### WRITTEN EXERCISE
Copy out all the lines where "this" shows up.

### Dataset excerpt
+++++

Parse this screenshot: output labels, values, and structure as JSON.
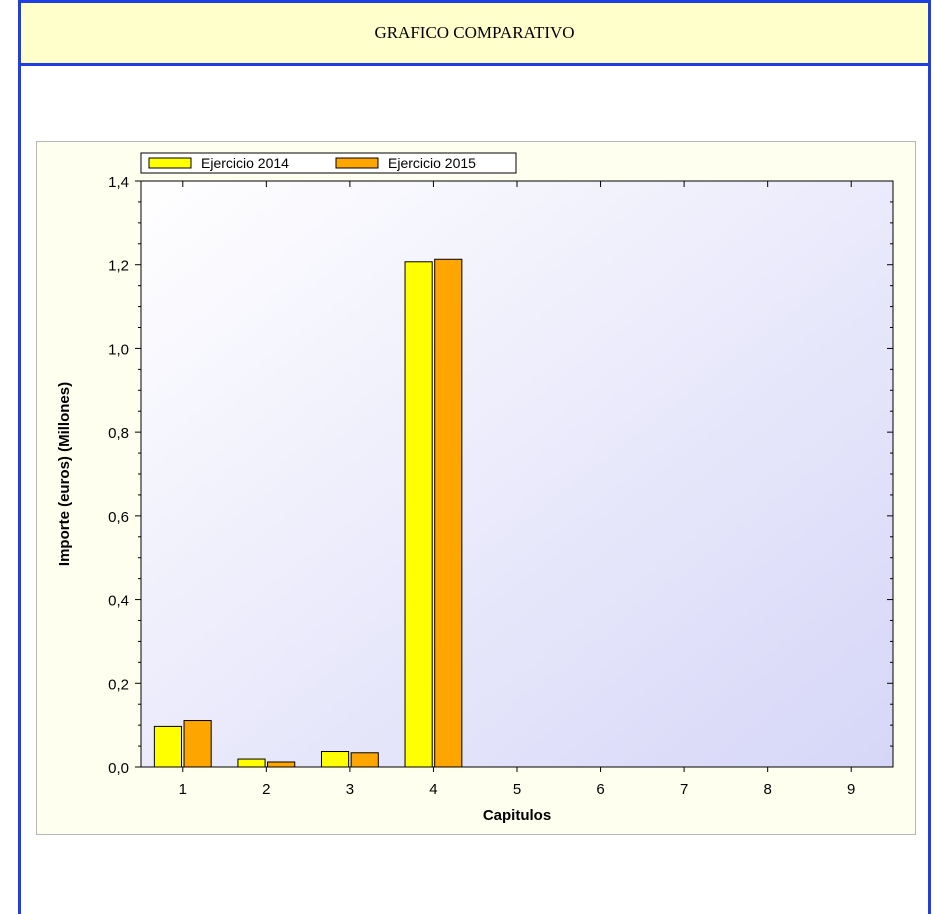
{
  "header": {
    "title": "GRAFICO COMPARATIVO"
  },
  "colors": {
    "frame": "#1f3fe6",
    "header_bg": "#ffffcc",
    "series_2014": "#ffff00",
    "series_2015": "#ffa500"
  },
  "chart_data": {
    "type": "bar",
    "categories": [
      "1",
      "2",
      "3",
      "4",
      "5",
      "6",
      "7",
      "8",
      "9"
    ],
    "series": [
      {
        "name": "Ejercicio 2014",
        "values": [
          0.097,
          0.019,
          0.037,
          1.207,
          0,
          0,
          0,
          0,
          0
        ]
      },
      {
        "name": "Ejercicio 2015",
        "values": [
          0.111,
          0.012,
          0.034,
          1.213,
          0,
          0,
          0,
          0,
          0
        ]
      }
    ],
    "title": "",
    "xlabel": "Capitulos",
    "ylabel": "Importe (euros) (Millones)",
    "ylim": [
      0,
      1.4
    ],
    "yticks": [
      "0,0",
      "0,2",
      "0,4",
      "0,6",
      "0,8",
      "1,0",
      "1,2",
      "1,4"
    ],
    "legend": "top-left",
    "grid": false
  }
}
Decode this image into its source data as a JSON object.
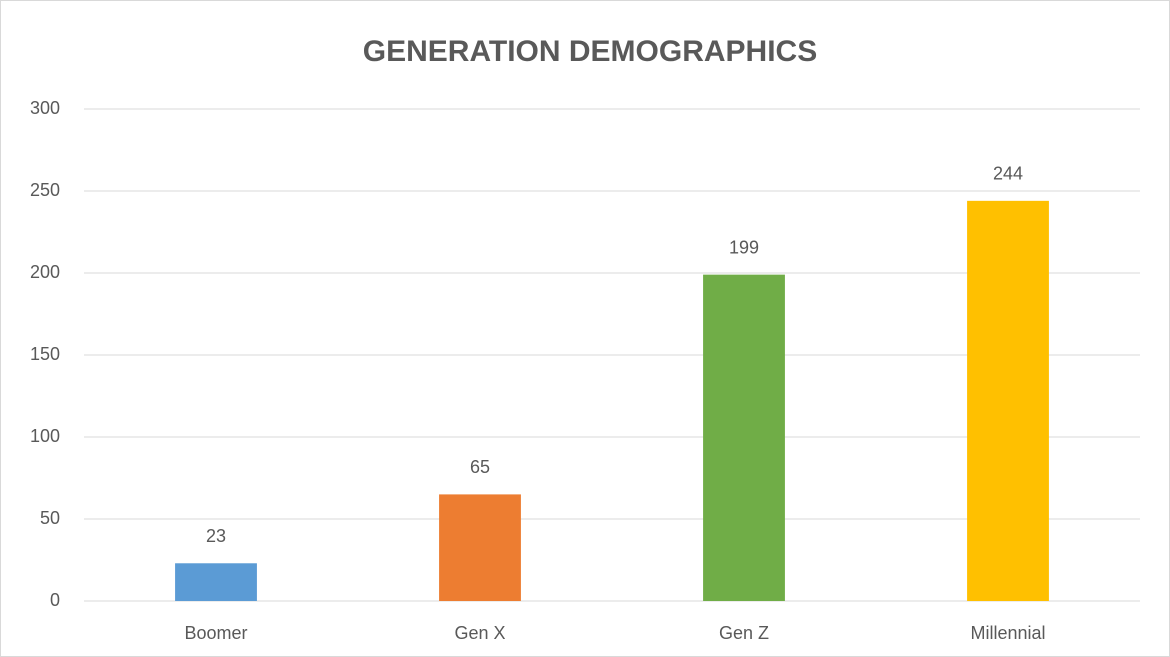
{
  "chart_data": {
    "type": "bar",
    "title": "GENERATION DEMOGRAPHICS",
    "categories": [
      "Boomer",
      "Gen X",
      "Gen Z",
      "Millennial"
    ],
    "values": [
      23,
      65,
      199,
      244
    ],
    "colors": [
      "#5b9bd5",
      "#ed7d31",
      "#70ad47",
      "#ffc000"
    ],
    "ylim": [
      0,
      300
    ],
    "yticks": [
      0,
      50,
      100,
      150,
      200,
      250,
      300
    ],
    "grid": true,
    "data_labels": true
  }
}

+++++

### EXERCISE ANSWER
Parse this screenshot: output labels, values, and structure as JSON.
Decode this image into its source data as a JSON object.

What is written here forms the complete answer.